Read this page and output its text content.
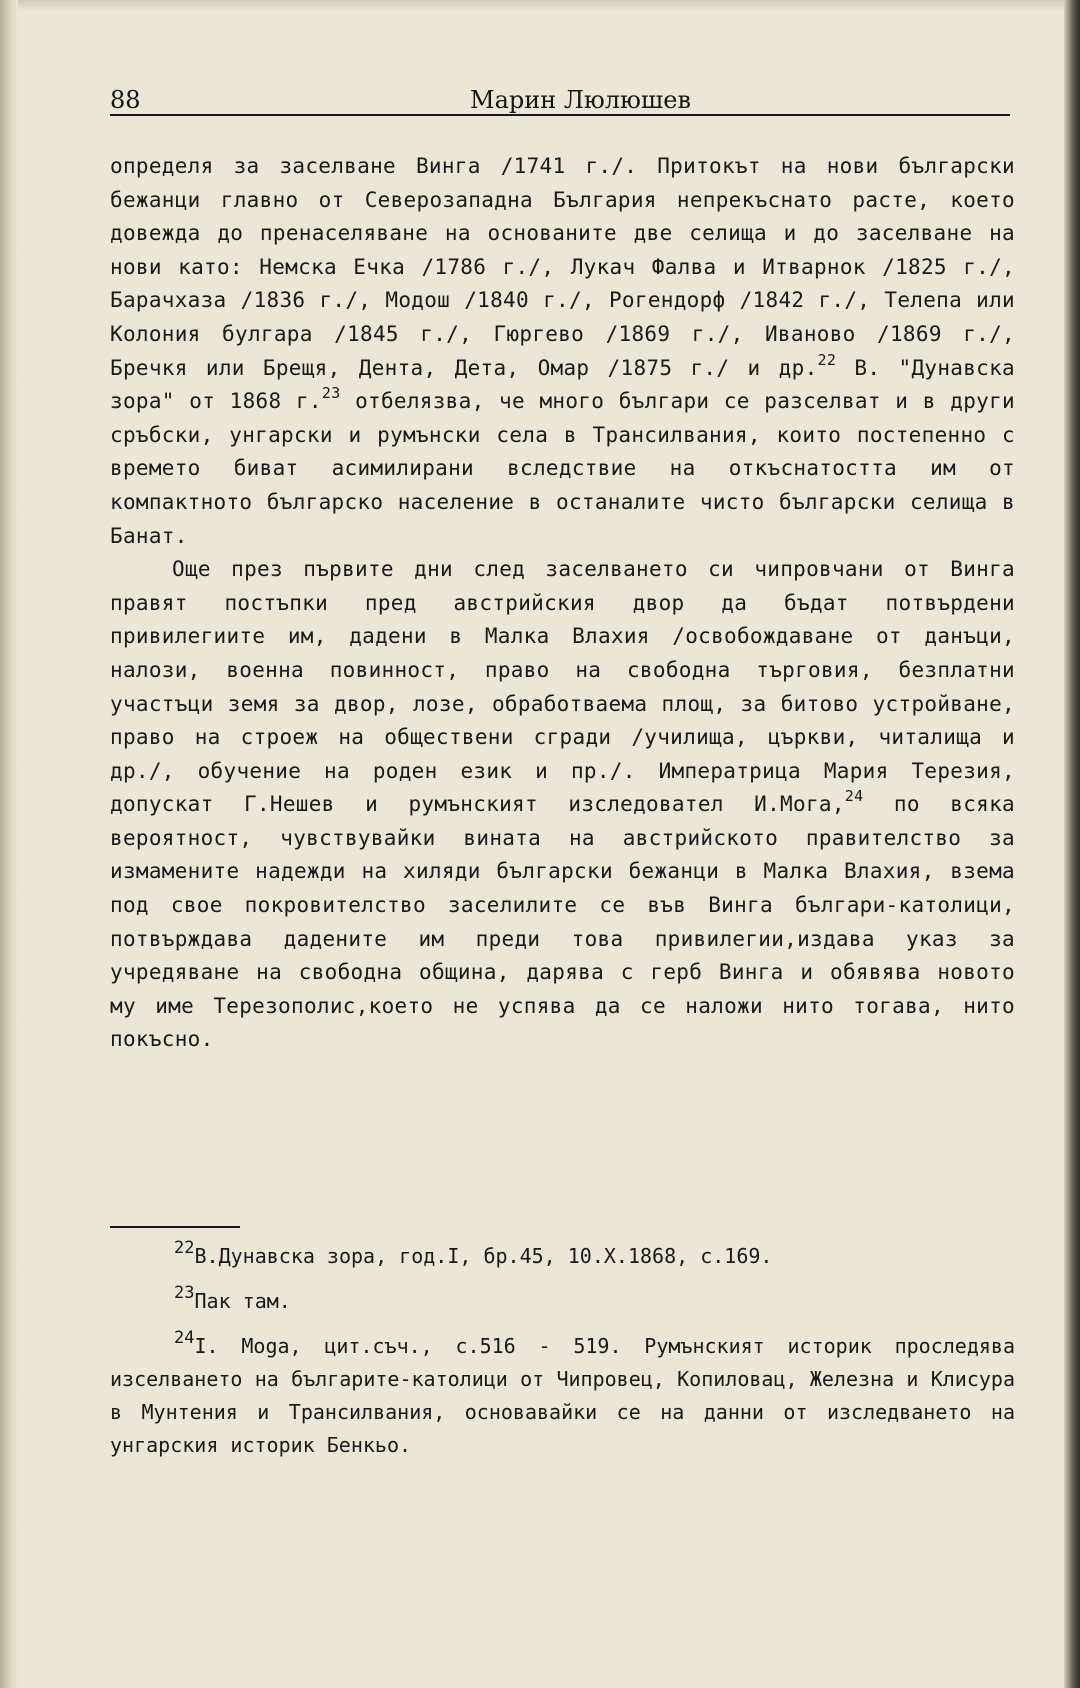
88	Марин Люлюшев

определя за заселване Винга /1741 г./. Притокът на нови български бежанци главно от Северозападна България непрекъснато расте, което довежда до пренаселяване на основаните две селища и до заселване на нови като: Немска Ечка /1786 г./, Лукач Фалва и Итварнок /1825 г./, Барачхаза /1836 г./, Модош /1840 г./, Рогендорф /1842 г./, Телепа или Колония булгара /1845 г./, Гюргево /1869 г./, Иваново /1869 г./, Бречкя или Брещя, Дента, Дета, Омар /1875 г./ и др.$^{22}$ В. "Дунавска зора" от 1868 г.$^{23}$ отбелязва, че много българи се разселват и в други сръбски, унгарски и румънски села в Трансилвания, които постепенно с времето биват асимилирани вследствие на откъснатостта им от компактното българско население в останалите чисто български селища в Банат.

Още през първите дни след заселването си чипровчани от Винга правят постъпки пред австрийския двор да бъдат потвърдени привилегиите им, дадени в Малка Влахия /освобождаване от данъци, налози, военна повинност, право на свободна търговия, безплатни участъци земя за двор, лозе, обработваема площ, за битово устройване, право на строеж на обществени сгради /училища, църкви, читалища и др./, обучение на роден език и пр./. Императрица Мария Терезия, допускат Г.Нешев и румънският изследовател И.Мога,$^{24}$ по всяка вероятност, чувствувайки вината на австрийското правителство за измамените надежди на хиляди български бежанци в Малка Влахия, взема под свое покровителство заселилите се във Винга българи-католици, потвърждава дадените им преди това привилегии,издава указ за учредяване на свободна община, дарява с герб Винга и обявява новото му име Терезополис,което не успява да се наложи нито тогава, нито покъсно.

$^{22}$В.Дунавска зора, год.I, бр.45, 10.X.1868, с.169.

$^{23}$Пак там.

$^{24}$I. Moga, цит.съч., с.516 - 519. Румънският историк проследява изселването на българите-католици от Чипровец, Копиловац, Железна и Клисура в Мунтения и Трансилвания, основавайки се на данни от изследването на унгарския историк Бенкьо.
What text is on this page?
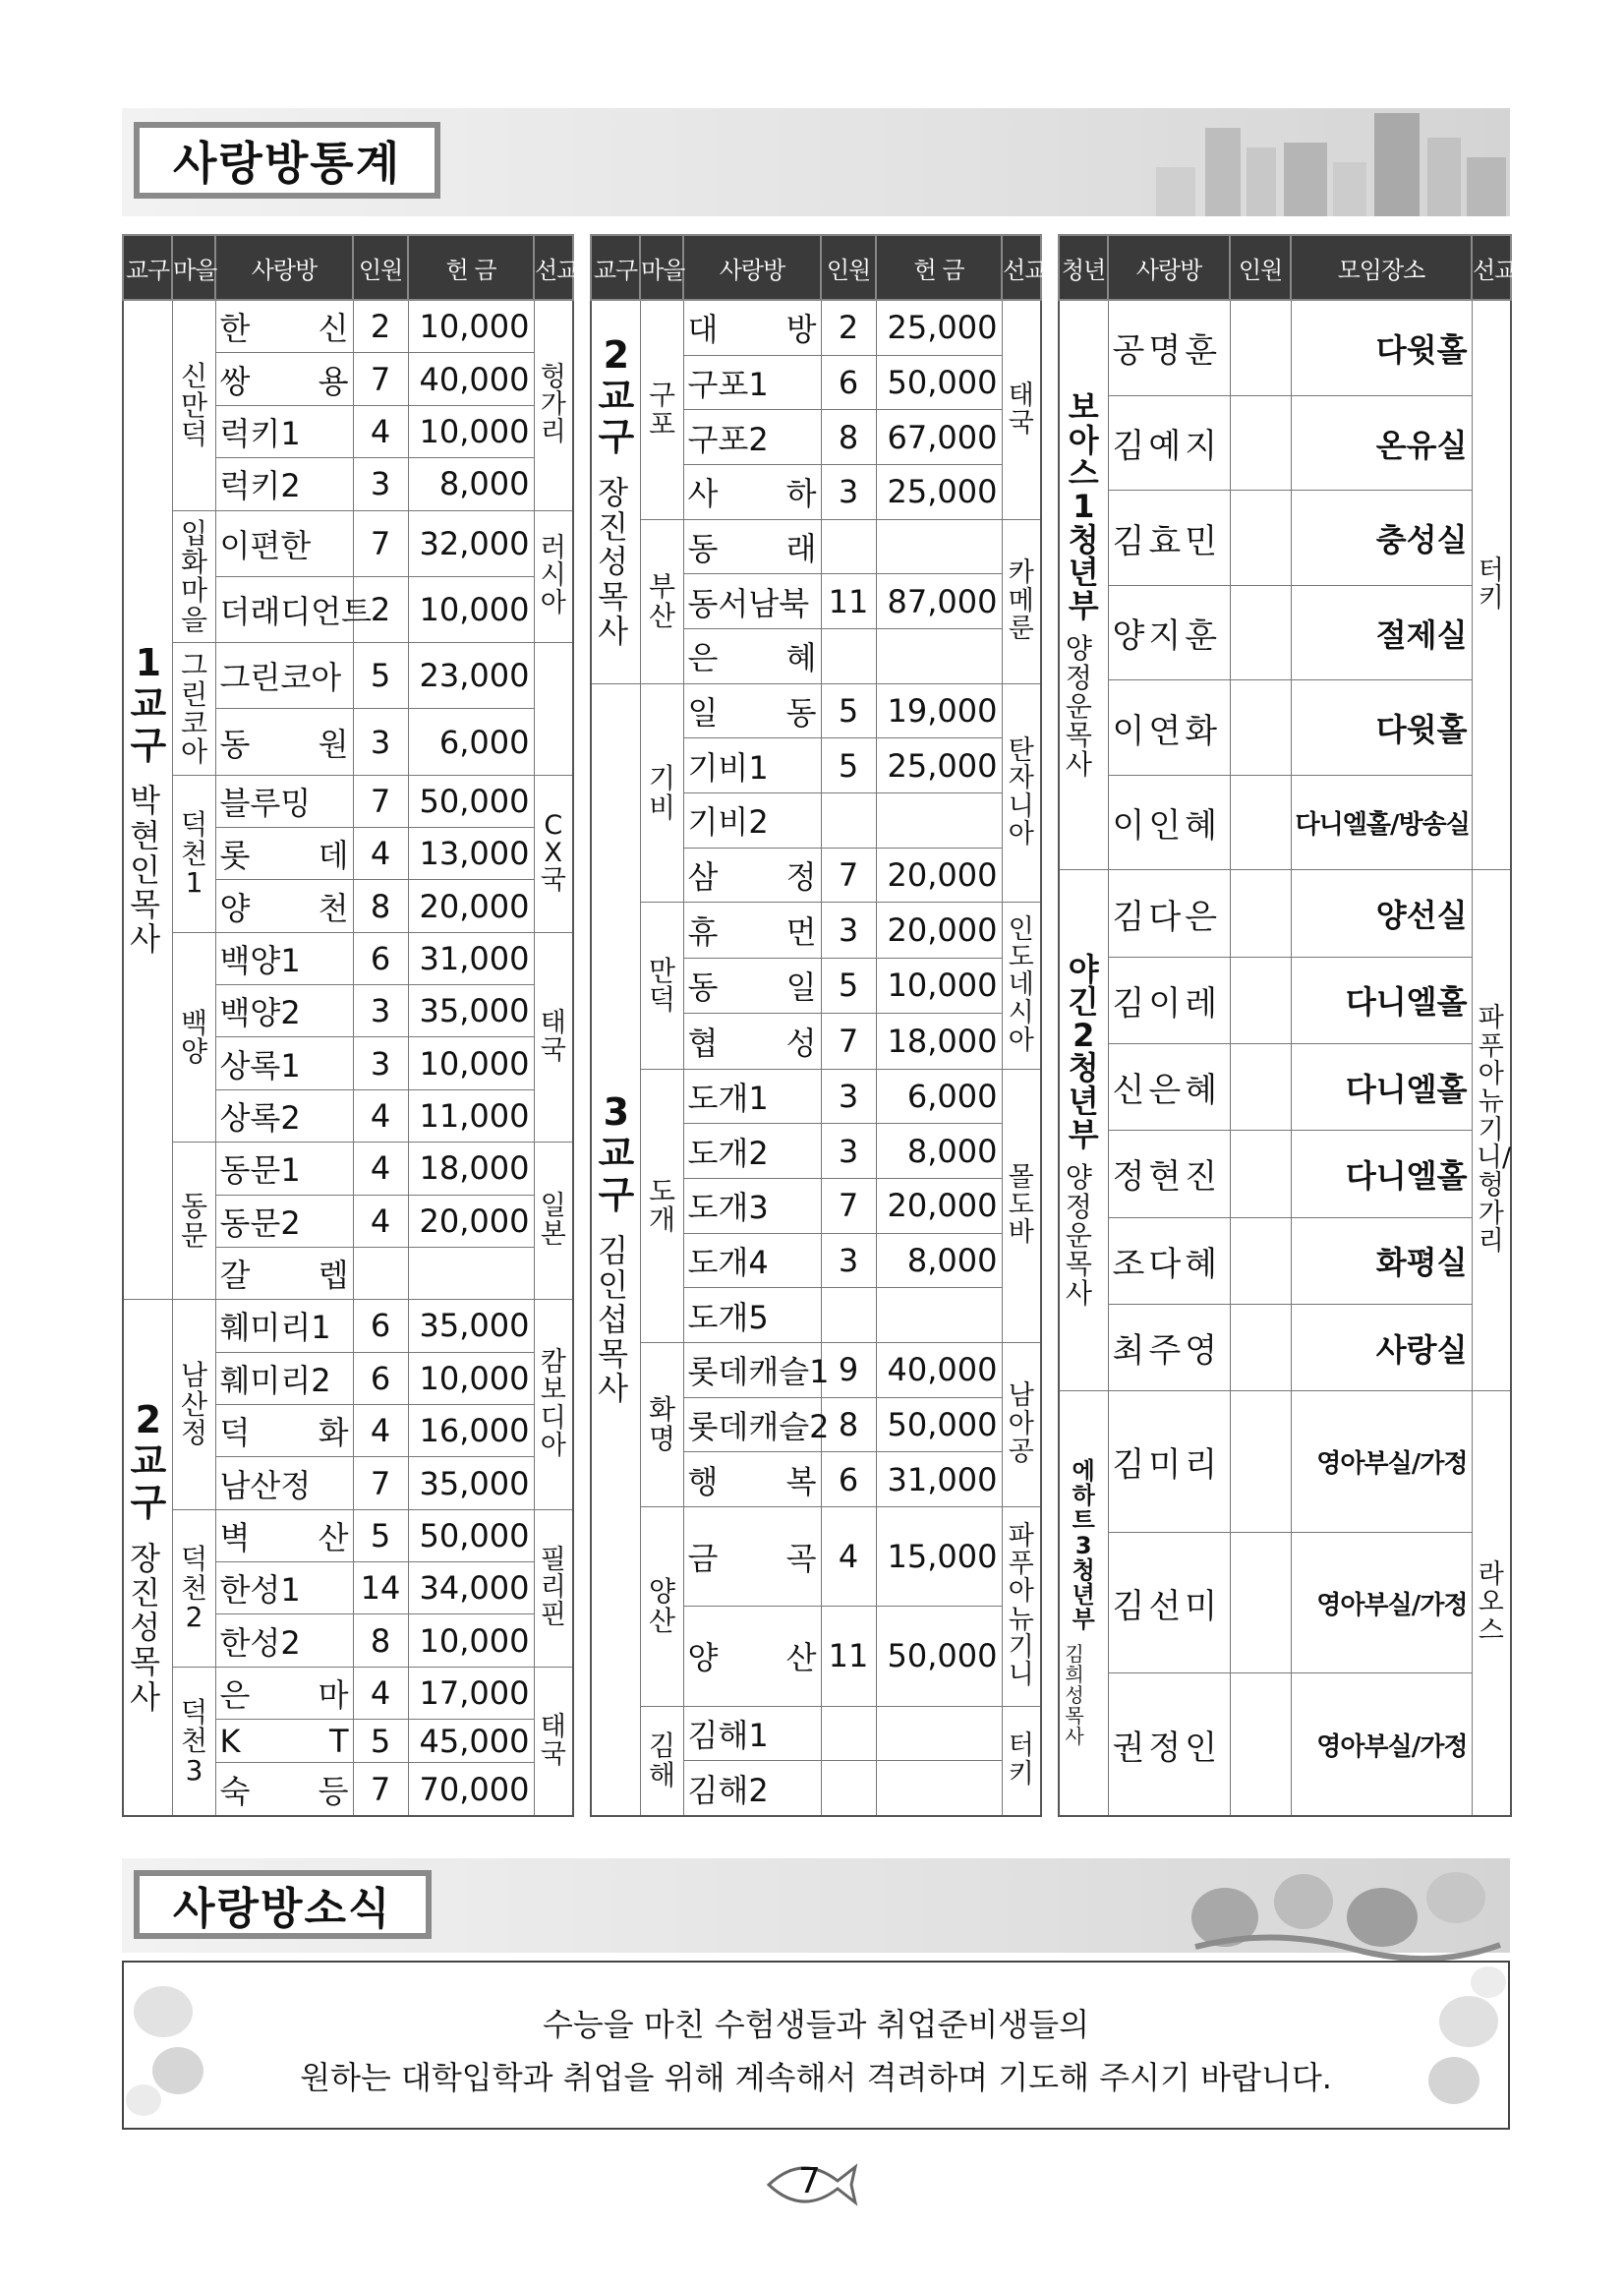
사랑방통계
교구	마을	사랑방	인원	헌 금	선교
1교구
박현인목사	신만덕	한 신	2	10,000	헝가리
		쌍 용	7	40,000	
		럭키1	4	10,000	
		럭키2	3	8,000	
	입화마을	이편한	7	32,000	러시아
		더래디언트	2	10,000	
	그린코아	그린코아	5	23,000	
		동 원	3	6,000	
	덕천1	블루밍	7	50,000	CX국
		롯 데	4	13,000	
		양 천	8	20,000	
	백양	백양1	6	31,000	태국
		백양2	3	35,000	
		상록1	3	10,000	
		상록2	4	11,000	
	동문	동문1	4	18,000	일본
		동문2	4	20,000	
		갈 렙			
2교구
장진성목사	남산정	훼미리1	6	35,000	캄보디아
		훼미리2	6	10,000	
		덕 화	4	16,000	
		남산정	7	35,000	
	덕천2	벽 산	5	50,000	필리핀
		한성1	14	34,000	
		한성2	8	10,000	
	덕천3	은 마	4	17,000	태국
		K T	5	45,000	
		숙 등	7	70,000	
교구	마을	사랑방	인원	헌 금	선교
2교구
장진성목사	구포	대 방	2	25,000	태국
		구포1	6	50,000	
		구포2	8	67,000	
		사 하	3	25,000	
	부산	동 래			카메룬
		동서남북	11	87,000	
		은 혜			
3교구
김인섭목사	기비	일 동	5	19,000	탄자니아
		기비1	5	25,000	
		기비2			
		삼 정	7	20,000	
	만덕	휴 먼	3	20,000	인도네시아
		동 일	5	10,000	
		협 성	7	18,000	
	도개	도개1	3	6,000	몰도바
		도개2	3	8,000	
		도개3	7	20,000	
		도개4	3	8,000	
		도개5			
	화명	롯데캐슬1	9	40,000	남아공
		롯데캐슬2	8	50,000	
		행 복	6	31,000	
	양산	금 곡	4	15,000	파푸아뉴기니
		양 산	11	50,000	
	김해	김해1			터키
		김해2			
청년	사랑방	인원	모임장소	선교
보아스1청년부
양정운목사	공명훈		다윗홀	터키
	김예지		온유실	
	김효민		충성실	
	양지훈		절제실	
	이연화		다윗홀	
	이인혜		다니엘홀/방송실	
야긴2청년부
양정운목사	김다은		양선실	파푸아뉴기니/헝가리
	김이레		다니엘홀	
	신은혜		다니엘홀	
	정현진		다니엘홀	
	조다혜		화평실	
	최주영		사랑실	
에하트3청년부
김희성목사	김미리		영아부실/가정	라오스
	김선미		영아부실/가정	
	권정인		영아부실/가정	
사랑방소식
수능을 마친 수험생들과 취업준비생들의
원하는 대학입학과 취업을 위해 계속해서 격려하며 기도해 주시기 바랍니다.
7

_ _ _

**What the task requires:**
Copy out each line of the entries that holds "page".

**The reply:**
Read this page and output its text content.
What text is on this page?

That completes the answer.